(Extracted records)
________________
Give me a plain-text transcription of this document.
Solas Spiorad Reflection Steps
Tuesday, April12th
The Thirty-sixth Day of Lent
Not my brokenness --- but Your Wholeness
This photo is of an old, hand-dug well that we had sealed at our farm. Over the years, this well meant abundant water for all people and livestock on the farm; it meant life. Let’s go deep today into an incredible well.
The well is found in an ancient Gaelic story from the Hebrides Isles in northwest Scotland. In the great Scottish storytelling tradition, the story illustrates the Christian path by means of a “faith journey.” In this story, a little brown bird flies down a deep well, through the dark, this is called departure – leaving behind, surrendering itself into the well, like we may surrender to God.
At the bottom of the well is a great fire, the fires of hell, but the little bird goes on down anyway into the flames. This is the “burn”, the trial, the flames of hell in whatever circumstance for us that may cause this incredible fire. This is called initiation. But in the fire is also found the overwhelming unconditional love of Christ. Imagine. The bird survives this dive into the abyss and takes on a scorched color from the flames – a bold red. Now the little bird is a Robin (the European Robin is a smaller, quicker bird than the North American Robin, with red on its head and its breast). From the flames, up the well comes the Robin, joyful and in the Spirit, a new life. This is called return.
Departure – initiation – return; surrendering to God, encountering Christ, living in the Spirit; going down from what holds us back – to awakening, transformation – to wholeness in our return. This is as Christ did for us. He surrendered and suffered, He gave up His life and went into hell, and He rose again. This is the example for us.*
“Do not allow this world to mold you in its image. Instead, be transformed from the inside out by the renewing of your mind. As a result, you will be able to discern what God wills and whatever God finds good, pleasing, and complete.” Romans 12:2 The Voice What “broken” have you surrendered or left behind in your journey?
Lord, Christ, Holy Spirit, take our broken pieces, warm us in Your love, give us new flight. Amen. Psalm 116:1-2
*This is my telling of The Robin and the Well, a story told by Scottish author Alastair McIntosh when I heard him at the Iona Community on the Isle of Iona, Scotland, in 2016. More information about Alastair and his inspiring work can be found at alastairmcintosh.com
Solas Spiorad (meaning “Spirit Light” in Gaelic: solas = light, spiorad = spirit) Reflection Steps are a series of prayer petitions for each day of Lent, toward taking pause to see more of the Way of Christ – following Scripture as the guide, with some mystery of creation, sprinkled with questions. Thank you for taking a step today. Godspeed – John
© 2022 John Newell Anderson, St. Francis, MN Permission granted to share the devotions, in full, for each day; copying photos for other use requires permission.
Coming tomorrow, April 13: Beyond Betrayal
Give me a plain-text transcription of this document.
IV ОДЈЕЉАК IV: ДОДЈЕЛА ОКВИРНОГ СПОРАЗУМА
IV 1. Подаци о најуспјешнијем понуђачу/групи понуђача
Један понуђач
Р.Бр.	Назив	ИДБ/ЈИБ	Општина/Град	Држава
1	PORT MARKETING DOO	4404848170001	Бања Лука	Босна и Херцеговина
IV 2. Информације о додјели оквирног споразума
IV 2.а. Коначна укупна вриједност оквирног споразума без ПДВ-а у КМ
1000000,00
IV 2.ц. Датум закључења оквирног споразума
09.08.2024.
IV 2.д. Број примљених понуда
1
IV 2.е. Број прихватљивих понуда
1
________________
The exercise –
Extract all the material, leaving every line as it is.

Complete answer –
Give me a plain-text transcription of this document.
Solas Spiorad Reflection Steps
Tuesday, April12th
The Thirty-sixth Day of Lent
Not my brokenness --- but Your Wholeness
This photo is of an old, hand-dug well that we had sealed at our farm. Over the years, this well meant abundant water for all people and livestock on the farm; it meant life. Let’s go deep today into an incredible well.
The well is found in an ancient Gaelic story from the Hebrides Isles in northwest Scotland. In the great Scottish storytelling tradition, the story illustrates the Christian path by means of a “faith journey.” In this story, a little brown bird flies down a deep well, through the dark, this is called departure – leaving behind, surrendering itself into the well, like we may surrender to God.
At the bottom of the well is a great fire, the fires of hell, but the little bird goes on down anyway into the flames. This is the “burn”, the trial, the flames of hell in whatever circumstance for us that may cause this incredible fire. This is called initiation. But in the fire is also found the overwhelming unconditional love of Christ. Imagine. The bird survives this dive into the abyss and takes on a scorched color from the flames – a bold red. Now the little bird is a Robin (the European Robin is a smaller, quicker bird than the North American Robin, with red on its head and its breast). From the flames, up the well comes the Robin, joyful and in the Spirit, a new life. This is called return.
Departure – initiation – return; surrendering to God, encountering Christ, living in the Spirit; going down from what holds us back – to awakening, transformation – to wholeness in our return. This is as Christ did for us. He surrendered and suffered, He gave up His life and went into hell, and He rose again. This is the example for us.*
“Do not allow this world to mold you in its image. Instead, be transformed from the inside out by the renewing of your mind. As a result, you will be able to discern what God wills and whatever God finds good, pleasing, and complete.” Romans 12:2 The Voice What “broken” have you surrendered or left behind in your journey?
Lord, Christ, Holy Spirit, take our broken pieces, warm us in Your love, give us new flight. Amen. Psalm 116:1-2
*This is my telling of The Robin and the Well, a story told by Scottish author Alastair McIntosh when I heard him at the Iona Community on the Isle of Iona, Scotland, in 2016. More information about Alastair and his inspiring work can be found at alastairmcintosh.com
Solas Spiorad (meaning “Spirit Light” in Gaelic: solas = light, spiorad = spirit) Reflection Steps are a series of prayer petitions for each day of Lent, toward taking pause to see more of the Way of Christ – following Scripture as the guide, with some mystery of creation, sprinkled with questions. Thank you for taking a step today. Godspeed – John
© 2022 John Newell Anderson, St. Francis, MN Permission granted to share the devotions, in full, for each day; copying photos for other use requires permission.
Coming tomorrow, April 13: Beyond Betrayal
Give me a plain-text transcription of this document.
IV ОДЈЕЉАК IV: ДОДЈЕЛА ОКВИРНОГ СПОРАЗУМА
IV 1. Подаци о најуспјешнијем понуђачу/групи понуђача
Један понуђач
Р.Бр.	Назив	ИДБ/ЈИБ	Општина/Град	Држава
1	PORT MARKETING DOO	4404848170001	Бања Лука	Босна и Херцеговина
IV 2. Информације о додјели оквирног споразума
IV 2.а. Коначна укупна вриједност оквирног споразума без ПДВ-а у КМ
1000000,00
IV 2.ц. Датум закључења оквирног споразума
09.08.2024.
IV 2.д. Број примљених понуда
1
IV 2.е. Број прихватљивих понуда
1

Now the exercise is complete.